**STATED GOAL:**
Filter this data down to the lines that hold "Road", and copy them.

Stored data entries
--------------------

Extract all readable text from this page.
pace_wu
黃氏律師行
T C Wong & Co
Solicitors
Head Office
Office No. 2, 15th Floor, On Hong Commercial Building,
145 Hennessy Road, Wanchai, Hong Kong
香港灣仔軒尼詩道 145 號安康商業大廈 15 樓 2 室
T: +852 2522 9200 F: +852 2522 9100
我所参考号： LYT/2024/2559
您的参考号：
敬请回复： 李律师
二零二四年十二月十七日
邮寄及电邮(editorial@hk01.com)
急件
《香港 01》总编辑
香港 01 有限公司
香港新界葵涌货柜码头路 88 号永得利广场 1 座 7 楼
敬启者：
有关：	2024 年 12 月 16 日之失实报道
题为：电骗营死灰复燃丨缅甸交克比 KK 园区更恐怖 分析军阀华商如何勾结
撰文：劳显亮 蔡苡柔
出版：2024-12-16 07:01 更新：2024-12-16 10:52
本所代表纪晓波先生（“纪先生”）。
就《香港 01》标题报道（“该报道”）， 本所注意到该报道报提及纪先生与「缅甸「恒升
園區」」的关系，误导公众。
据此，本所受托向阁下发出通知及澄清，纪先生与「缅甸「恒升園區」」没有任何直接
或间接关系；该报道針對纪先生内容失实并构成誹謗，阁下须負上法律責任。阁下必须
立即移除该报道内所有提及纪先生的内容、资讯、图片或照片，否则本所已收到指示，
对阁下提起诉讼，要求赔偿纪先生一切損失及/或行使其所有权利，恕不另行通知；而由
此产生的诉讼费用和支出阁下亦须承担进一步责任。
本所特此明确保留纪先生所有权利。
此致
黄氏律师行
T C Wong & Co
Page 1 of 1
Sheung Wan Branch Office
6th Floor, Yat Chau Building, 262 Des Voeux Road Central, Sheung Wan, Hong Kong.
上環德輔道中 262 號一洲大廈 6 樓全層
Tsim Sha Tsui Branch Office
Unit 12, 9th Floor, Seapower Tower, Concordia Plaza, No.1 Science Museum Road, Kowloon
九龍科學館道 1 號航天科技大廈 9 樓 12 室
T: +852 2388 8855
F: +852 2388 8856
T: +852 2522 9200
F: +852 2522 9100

--------------------

**THE RESPONSE:**
145 Hennessy Road, Wanchai, Hong Kong
6th Floor, Yat Chau Building, 262 Des Voeux Road Central, Sheung Wan, Hong Kong.
Unit 12, 9th Floor, Seapower Tower, Concordia Plaza, No.1 Science Museum Road, Kowloon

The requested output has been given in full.